TASK REQUIREMENTS: Give every entry again, word for word.

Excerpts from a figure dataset
━━━━━━━━━━

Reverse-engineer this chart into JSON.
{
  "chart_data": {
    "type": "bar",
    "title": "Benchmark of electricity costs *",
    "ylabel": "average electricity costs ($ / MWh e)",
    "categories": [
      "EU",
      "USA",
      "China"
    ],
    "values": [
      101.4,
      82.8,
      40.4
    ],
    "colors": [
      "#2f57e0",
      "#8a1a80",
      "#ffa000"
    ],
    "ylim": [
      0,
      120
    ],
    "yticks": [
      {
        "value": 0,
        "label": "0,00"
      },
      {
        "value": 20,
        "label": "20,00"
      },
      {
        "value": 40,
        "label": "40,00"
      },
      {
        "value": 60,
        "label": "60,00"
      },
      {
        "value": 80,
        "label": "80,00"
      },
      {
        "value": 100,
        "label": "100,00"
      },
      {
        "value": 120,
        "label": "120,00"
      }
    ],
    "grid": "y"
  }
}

━━━━━━━━━━

FINISHED ANSWER:
Reverse-engineer this chart into JSON.
{
  "chart_data": {
    "type": "bar",
    "title": "Benchmark of electricity costs *",
    "ylabel": "average electricity costs ($ / MWh e)",
    "categories": [
      "EU",
      "USA",
      "China"
    ],
    "values": [
      101.4,
      82.8,
      40.4
    ],
    "colors": [
      "#2f57e0",
      "#8a1a80",
      "#ffa000"
    ],
    "ylim": [
      0,
      120
    ],
    "yticks": [
      {
        "value": 0,
        "label": "0,00"
      },
      {
        "value": 20,
        "label": "20,00"
      },
      {
        "value": 40,
        "label": "40,00"
      },
      {
        "value": 60,
        "label": "60,00"
      },
      {
        "value": 80,
        "label": "80,00"
      },
      {
        "value": 100,
        "label": "100,00"
      },
      {
        "value": 120,
        "label": "120,00"
      }
    ],
    "grid": "y"
  }
}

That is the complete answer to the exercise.